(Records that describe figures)
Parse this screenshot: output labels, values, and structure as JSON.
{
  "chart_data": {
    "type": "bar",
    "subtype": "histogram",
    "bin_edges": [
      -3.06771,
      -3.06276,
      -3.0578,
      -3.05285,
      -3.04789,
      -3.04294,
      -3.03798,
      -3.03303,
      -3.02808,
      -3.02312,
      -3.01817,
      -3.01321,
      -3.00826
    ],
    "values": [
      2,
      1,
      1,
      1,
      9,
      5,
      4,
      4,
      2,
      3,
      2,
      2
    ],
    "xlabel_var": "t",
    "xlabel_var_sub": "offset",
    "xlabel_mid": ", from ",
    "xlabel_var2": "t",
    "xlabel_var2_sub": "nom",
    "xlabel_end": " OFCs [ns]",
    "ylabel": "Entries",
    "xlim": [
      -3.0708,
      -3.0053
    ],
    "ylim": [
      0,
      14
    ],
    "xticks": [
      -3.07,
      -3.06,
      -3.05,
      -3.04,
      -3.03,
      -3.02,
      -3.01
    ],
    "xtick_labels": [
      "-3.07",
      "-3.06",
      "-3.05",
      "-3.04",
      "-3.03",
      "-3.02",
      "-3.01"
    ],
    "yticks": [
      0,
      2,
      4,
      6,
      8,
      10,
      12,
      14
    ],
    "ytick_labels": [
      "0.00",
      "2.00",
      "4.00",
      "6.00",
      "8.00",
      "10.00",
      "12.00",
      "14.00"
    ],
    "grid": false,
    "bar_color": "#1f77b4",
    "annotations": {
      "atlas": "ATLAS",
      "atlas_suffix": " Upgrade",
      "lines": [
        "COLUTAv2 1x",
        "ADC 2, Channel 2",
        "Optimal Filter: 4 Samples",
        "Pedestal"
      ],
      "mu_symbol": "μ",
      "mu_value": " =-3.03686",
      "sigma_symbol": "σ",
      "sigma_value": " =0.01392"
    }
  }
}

(Problem description): From the records given above, copy all lines containing "values".

(Task response):
Parse this screenshot: output labels, values, and structure as JSON.
    "values": [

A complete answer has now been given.